• **WHAT IS NEEDED**
Can you retype the items from their first line down to and including the line that contains "- bar: [226, 117, 580, 138]", matching each character?

>>>>>

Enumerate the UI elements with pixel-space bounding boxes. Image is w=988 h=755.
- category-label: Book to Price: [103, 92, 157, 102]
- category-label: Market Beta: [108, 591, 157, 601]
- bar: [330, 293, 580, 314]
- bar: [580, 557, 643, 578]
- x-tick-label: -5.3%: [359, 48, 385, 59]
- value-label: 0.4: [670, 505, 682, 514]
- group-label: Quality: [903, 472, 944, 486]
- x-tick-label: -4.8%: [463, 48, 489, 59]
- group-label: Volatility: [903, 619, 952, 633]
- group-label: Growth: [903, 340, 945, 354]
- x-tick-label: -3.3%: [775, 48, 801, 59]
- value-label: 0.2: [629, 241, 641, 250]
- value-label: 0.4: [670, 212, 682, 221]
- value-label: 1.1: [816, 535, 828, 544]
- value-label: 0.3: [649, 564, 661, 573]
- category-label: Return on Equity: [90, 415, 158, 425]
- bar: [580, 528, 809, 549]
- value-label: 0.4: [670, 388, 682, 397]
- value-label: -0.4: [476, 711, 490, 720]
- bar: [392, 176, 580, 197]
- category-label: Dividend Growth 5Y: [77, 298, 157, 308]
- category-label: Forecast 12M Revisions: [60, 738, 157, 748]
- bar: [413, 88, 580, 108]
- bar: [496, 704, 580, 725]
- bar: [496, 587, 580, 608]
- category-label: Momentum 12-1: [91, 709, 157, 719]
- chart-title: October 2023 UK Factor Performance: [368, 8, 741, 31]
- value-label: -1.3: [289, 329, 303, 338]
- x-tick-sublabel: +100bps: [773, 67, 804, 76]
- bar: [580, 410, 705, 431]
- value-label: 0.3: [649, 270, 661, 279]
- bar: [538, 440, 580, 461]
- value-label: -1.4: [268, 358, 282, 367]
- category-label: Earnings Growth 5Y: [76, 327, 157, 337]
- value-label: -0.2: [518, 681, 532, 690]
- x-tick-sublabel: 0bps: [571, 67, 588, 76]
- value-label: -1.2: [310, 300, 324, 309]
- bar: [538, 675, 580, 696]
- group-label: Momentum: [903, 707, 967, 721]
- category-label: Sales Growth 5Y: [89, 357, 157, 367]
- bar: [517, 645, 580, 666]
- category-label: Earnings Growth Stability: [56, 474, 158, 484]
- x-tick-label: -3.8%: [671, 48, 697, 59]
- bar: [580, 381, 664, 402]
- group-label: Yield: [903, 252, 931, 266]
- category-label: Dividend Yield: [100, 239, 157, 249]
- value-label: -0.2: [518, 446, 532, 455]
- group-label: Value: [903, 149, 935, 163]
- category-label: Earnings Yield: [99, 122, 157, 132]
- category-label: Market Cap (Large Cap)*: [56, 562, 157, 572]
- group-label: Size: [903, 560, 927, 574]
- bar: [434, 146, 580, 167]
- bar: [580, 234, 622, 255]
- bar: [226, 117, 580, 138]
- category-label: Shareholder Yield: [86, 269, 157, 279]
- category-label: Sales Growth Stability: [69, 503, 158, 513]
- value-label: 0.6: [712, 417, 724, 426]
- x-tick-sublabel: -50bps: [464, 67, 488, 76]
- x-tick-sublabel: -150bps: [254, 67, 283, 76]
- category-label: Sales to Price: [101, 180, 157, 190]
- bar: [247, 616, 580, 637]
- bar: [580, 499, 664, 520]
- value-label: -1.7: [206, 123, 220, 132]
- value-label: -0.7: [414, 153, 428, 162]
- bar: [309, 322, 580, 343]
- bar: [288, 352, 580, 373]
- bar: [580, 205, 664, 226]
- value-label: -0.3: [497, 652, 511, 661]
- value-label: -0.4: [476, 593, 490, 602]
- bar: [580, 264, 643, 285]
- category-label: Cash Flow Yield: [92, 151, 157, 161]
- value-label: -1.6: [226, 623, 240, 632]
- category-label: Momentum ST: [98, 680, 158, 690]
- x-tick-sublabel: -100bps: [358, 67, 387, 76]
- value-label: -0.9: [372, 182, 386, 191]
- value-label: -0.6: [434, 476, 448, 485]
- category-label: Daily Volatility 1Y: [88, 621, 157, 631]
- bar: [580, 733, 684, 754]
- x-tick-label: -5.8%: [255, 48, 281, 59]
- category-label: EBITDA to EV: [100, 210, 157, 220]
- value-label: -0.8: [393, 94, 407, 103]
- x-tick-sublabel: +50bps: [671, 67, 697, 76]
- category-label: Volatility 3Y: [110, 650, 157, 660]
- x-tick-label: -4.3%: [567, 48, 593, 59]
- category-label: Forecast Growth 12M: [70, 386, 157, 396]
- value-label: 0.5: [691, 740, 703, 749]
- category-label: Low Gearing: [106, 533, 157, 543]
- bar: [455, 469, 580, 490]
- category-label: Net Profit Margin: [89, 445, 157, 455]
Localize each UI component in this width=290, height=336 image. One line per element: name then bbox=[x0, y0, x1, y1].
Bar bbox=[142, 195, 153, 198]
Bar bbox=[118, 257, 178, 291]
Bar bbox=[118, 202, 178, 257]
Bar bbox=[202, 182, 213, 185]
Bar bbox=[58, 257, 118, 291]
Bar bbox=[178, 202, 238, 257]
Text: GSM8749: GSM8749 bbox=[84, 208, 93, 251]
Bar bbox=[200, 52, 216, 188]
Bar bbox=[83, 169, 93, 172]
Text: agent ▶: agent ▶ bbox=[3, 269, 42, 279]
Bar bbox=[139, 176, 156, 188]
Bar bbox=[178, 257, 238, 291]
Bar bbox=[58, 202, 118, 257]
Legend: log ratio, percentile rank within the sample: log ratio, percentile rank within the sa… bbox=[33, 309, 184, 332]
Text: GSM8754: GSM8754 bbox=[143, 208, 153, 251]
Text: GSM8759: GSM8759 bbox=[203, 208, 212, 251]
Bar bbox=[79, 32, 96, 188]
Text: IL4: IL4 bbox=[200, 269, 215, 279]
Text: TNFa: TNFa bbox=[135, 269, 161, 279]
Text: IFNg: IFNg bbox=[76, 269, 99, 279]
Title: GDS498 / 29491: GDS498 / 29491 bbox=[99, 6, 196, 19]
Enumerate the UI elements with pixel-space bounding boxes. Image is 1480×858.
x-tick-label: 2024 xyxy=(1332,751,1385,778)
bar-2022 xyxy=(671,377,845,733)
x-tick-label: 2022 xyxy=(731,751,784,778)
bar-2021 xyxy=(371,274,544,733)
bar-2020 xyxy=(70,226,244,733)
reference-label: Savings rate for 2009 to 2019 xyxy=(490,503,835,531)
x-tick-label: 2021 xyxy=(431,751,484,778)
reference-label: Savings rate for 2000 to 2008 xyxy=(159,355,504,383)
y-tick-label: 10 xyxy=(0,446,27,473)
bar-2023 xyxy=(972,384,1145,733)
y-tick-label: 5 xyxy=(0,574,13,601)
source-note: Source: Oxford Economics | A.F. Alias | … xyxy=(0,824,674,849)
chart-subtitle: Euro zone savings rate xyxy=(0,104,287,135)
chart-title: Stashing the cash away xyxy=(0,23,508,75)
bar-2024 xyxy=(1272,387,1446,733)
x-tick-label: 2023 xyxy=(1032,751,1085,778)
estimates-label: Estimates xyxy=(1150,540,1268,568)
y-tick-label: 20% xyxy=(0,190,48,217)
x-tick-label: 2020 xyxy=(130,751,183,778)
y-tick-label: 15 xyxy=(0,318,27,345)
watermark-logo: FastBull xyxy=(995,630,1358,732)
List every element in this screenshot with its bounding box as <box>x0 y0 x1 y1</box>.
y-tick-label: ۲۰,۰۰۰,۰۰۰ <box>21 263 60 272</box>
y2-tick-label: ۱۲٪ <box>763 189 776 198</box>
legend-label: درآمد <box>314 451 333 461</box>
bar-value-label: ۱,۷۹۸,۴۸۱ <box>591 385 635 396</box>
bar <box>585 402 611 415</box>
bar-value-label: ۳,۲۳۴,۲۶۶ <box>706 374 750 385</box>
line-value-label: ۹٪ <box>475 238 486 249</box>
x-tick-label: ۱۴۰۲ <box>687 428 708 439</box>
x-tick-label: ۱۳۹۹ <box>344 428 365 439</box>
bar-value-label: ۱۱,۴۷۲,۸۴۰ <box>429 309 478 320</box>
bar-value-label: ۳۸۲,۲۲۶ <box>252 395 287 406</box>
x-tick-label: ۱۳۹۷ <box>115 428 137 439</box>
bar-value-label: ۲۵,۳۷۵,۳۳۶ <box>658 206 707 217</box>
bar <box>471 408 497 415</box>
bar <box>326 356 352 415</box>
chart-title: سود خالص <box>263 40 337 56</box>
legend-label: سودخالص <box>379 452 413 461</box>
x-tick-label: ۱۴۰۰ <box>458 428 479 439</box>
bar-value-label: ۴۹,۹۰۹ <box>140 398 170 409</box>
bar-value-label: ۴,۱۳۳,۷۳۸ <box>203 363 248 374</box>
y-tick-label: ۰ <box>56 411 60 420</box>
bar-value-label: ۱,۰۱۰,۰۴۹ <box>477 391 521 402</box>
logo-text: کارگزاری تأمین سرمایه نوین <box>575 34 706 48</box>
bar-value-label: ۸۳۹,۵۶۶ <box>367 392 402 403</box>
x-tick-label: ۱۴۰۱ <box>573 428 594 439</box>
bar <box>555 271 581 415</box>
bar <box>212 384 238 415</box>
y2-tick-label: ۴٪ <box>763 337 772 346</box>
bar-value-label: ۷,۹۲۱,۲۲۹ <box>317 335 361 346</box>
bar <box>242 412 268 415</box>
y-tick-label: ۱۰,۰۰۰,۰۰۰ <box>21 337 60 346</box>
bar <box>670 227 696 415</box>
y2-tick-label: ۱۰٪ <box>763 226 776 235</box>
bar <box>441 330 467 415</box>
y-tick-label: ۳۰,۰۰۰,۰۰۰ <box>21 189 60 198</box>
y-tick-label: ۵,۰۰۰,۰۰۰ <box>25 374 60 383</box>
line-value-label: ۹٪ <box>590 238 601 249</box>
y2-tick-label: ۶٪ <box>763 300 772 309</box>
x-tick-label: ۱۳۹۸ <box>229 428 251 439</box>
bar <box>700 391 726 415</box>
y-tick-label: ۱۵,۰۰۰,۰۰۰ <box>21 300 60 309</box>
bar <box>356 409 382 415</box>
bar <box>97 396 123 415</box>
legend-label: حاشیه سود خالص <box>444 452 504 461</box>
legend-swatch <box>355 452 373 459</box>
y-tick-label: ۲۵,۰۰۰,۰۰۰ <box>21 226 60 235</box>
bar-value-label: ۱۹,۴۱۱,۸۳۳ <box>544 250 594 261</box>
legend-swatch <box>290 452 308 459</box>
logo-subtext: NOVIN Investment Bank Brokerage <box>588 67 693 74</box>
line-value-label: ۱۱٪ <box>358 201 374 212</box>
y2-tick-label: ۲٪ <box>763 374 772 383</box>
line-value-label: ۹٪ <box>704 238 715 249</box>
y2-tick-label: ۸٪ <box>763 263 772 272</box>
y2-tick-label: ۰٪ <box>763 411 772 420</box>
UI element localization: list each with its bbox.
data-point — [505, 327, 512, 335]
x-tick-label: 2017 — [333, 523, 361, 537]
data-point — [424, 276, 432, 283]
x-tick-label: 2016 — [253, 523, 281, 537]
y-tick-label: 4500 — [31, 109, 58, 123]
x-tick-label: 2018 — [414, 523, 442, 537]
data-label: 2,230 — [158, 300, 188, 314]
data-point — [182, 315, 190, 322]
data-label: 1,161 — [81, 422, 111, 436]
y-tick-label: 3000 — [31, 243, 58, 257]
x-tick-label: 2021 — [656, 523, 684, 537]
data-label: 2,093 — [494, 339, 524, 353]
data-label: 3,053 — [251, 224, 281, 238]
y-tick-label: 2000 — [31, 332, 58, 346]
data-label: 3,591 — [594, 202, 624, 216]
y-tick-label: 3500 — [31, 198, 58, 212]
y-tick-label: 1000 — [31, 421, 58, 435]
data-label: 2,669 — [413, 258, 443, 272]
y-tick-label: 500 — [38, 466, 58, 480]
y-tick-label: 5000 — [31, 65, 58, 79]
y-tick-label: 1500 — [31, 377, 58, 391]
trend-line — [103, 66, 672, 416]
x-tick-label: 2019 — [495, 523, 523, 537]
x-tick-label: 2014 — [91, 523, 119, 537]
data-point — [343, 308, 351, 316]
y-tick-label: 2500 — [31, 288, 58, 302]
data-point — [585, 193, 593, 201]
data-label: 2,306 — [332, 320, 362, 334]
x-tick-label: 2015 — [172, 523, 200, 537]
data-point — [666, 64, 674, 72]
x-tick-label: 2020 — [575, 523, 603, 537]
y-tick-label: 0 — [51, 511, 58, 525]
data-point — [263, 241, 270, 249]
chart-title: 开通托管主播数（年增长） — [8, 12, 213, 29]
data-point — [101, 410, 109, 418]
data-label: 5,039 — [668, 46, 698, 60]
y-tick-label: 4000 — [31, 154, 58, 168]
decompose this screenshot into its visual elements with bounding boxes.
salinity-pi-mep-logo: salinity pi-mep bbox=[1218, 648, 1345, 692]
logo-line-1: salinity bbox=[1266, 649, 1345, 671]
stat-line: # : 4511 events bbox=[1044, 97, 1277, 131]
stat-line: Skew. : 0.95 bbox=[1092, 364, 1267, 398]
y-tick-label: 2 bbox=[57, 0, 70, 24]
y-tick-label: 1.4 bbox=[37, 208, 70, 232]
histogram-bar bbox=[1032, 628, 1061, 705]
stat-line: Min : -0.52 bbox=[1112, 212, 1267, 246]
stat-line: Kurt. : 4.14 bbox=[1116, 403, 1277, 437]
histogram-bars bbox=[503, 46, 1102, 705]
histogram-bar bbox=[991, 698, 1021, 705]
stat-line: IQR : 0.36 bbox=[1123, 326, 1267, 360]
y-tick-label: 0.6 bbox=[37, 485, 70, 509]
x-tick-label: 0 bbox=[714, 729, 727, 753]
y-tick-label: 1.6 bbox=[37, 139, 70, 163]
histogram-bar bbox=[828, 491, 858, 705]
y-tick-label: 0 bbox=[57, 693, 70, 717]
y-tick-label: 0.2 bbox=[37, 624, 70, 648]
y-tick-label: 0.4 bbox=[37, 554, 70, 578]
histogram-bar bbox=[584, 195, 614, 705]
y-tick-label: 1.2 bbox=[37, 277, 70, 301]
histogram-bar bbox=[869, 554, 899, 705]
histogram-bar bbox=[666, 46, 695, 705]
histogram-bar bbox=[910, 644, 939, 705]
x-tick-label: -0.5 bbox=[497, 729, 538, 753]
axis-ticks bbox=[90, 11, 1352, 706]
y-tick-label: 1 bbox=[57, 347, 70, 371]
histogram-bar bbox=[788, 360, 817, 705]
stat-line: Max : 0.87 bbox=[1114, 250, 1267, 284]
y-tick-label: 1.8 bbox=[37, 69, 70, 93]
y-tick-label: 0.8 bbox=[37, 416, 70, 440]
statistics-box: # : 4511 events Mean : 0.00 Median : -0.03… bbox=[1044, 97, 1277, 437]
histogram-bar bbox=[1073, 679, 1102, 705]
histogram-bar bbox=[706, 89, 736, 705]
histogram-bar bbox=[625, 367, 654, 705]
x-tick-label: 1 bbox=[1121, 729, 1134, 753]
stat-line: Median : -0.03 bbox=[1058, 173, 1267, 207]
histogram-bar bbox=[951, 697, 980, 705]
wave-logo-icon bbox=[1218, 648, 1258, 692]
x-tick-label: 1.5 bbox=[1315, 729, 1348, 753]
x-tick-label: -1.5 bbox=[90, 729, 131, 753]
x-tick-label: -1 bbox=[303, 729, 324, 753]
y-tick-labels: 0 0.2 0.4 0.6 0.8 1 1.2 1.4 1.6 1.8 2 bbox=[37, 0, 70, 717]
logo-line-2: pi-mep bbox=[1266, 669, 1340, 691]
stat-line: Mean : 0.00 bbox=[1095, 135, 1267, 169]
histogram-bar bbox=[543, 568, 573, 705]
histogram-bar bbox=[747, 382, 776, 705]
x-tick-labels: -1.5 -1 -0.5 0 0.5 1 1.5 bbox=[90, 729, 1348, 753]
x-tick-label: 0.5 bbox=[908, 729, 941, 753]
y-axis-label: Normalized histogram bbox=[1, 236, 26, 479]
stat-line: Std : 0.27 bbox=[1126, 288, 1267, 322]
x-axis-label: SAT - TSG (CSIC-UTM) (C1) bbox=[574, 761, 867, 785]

<<<<<

• **RESPONSE TO THIS EXERCISE**
Enumerate the UI elements with pixel-space bounding boxes. Image is w=988 h=755.
- category-label: Book to Price: [103, 92, 157, 102]
- category-label: Market Beta: [108, 591, 157, 601]
- bar: [330, 293, 580, 314]
- bar: [580, 557, 643, 578]
- x-tick-label: -5.3%: [359, 48, 385, 59]
- value-label: 0.4: [670, 505, 682, 514]
- group-label: Quality: [903, 472, 944, 486]
- x-tick-label: -4.8%: [463, 48, 489, 59]
- group-label: Volatility: [903, 619, 952, 633]
- group-label: Growth: [903, 340, 945, 354]
- x-tick-label: -3.3%: [775, 48, 801, 59]
- value-label: 0.2: [629, 241, 641, 250]
- value-label: 0.4: [670, 212, 682, 221]
- value-label: 1.1: [816, 535, 828, 544]
- value-label: 0.3: [649, 564, 661, 573]
- category-label: Return on Equity: [90, 415, 158, 425]
- bar: [580, 528, 809, 549]
- value-label: 0.4: [670, 388, 682, 397]
- value-label: -0.4: [476, 711, 490, 720]
- bar: [392, 176, 580, 197]
- category-label: Dividend Growth 5Y: [77, 298, 157, 308]
- category-label: Forecast 12M Revisions: [60, 738, 157, 748]
- bar: [413, 88, 580, 108]
- bar: [496, 704, 580, 725]
- bar: [496, 587, 580, 608]
- category-label: Momentum 12-1: [91, 709, 157, 719]
- chart-title: October 2023 UK Factor Performance: [368, 8, 741, 31]
- value-label: -1.3: [289, 329, 303, 338]
- x-tick-sublabel: +100bps: [773, 67, 804, 76]
- bar: [580, 410, 705, 431]
- value-label: 0.3: [649, 270, 661, 279]
- bar: [538, 440, 580, 461]
- value-label: -1.4: [268, 358, 282, 367]
- category-label: Earnings Growth 5Y: [76, 327, 157, 337]
- value-label: -0.2: [518, 681, 532, 690]
- x-tick-sublabel: 0bps: [571, 67, 588, 76]
- value-label: -1.2: [310, 300, 324, 309]
- bar: [538, 675, 580, 696]
- group-label: Momentum: [903, 707, 967, 721]
- category-label: Sales Growth 5Y: [89, 357, 157, 367]
- bar: [517, 645, 580, 666]
- category-label: Earnings Growth Stability: [56, 474, 158, 484]
- x-tick-label: -3.8%: [671, 48, 697, 59]
- bar: [580, 381, 664, 402]
- group-label: Yield: [903, 252, 931, 266]
- category-label: Dividend Yield: [100, 239, 157, 249]
- value-label: -0.2: [518, 446, 532, 455]
- group-label: Value: [903, 149, 935, 163]
- category-label: Earnings Yield: [99, 122, 157, 132]
- category-label: Market Cap (Large Cap)*: [56, 562, 157, 572]
- group-label: Size: [903, 560, 927, 574]
- bar: [434, 146, 580, 167]
- bar: [580, 234, 622, 255]
- bar: [226, 117, 580, 138]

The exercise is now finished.